--- START ---

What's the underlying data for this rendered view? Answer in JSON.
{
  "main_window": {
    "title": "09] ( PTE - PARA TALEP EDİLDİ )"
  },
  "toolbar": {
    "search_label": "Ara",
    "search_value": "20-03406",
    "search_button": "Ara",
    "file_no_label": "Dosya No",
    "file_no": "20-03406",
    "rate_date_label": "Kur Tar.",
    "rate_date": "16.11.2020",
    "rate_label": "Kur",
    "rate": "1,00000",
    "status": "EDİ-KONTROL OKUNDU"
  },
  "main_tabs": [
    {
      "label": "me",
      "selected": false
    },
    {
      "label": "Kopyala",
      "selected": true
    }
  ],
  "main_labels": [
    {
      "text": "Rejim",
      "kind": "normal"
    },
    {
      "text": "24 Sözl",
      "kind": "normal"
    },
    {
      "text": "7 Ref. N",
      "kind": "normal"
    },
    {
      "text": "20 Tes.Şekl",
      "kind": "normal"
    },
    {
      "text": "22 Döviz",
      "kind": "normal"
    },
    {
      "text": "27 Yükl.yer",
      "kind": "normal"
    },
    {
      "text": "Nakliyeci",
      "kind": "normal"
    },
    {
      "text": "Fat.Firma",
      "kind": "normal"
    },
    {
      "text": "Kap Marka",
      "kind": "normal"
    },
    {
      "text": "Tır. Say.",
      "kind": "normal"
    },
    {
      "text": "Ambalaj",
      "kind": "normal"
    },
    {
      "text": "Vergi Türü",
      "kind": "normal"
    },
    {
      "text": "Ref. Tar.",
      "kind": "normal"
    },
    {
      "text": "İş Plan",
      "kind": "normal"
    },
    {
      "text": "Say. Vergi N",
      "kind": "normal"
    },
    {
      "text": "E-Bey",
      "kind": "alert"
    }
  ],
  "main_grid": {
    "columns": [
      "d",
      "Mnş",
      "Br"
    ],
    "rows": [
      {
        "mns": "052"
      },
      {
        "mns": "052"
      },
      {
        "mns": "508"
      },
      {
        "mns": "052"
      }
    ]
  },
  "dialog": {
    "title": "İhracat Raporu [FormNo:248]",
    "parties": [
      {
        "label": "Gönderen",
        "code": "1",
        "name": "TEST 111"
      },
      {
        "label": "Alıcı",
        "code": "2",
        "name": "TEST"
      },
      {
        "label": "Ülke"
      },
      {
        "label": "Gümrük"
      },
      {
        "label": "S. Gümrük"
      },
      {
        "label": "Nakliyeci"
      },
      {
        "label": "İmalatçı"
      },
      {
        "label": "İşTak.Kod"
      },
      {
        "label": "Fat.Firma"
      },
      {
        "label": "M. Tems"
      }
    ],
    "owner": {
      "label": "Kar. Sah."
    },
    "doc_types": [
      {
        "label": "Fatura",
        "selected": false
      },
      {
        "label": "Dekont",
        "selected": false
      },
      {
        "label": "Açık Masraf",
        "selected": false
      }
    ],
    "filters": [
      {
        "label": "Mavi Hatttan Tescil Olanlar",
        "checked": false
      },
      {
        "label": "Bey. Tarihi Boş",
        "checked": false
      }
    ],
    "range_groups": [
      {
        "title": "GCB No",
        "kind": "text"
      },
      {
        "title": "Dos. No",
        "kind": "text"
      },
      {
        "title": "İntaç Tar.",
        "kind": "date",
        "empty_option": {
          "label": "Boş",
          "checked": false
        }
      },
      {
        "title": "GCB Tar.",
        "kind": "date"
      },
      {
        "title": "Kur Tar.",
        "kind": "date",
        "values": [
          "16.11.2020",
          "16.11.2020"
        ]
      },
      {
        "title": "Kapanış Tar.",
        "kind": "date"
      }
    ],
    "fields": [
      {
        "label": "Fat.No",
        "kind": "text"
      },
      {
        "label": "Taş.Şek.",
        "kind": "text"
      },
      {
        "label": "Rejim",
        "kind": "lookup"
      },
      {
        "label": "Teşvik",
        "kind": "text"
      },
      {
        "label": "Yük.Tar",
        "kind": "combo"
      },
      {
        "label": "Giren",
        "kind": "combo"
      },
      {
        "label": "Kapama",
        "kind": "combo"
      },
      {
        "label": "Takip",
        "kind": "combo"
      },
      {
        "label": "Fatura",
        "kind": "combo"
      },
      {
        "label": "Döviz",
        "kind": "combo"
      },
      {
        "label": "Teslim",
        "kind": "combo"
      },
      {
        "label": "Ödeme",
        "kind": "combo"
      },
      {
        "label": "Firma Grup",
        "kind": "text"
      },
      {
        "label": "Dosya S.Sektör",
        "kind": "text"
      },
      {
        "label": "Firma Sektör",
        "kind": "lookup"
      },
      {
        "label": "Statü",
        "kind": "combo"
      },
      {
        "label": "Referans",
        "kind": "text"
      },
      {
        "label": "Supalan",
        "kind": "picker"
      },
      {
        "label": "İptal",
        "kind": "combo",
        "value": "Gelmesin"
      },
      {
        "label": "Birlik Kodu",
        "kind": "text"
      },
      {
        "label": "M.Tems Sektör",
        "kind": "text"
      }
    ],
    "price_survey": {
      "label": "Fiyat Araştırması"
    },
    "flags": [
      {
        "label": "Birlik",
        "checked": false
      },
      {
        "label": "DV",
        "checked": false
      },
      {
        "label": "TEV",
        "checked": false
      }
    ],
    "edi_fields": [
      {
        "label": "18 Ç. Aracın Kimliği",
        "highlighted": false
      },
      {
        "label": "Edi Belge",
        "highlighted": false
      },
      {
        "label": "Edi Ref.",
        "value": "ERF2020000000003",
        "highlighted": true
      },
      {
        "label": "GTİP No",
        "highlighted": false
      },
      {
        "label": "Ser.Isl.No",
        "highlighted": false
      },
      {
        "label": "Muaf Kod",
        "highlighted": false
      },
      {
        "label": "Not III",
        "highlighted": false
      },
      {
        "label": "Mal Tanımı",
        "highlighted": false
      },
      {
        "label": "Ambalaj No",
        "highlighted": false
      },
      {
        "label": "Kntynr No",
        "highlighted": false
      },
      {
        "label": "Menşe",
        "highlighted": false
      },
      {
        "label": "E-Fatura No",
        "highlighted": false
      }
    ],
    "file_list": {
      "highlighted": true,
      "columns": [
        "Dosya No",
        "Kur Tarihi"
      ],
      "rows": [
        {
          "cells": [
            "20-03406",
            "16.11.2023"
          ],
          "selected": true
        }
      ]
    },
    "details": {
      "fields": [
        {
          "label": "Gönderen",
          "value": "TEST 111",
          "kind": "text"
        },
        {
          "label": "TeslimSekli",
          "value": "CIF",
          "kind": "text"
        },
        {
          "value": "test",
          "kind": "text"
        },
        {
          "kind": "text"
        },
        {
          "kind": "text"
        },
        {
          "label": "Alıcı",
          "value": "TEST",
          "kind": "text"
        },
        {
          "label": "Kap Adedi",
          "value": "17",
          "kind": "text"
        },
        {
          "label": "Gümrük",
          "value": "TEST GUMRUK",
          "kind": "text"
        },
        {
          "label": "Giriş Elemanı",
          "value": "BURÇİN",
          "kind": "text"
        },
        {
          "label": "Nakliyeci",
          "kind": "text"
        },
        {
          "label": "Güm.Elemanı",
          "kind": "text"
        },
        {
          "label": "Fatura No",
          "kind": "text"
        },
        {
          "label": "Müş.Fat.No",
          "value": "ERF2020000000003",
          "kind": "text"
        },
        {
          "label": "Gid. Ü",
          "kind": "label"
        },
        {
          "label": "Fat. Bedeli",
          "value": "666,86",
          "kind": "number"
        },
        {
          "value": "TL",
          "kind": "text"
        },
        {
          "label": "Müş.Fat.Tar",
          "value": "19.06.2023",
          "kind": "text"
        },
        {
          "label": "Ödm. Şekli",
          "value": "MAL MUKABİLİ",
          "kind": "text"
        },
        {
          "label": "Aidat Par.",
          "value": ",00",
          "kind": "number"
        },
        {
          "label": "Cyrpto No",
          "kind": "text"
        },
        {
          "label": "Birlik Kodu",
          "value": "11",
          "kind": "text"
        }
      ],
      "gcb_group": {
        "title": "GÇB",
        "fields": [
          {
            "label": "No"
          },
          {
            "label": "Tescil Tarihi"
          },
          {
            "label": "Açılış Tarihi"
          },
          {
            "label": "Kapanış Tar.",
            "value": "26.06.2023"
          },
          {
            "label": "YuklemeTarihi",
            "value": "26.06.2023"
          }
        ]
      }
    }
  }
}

--- END ---

» Job:
Every line containing the string "Elemanı" must be listed.

» Expected answer:
          "label": "Giriş Elemanı",
          "label": "Güm.Elemanı",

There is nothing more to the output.